### The problem
Search the listing below for the word "Motera" and copy each line that holds it.

### Records supplied

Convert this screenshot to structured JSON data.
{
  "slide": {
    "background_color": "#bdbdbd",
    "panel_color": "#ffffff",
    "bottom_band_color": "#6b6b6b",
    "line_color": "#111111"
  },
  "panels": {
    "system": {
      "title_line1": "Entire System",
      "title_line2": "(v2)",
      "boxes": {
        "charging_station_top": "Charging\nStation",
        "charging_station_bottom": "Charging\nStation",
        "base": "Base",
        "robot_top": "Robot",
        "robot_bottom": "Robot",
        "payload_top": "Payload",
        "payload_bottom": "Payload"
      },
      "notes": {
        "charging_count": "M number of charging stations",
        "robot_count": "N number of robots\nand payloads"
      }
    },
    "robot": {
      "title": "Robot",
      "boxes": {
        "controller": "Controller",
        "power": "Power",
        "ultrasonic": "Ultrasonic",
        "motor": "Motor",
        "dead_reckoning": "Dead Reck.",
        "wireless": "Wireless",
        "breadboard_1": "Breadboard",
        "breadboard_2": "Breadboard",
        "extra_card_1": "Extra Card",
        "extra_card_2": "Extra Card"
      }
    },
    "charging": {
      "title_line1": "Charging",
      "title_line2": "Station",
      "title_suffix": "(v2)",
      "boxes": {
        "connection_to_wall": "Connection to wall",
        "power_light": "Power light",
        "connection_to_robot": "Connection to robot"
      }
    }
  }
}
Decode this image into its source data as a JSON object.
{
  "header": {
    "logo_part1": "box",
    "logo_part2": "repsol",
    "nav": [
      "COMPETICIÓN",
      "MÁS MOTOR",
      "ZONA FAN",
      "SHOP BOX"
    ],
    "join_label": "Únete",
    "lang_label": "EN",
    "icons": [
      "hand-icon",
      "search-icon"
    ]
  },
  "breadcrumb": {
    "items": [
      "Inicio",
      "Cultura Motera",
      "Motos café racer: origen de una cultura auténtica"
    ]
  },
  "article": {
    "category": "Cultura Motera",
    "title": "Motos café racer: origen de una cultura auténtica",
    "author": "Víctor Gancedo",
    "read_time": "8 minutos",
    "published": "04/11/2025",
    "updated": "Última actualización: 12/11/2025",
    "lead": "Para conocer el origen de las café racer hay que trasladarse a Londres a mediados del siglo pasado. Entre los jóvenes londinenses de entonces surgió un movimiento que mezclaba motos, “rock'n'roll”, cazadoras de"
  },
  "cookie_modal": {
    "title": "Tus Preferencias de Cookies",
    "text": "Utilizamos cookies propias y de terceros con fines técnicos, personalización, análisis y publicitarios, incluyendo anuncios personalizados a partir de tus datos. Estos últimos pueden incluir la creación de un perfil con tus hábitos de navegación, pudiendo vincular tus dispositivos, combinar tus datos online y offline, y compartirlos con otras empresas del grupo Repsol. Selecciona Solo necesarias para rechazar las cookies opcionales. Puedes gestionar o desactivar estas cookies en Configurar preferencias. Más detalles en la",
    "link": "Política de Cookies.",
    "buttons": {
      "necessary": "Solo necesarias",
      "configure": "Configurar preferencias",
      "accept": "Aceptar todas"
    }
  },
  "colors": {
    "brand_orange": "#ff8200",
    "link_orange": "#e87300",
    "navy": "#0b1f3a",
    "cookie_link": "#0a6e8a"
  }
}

### The answer
      "Cultura Motera",
    "category": "Cultura Motera",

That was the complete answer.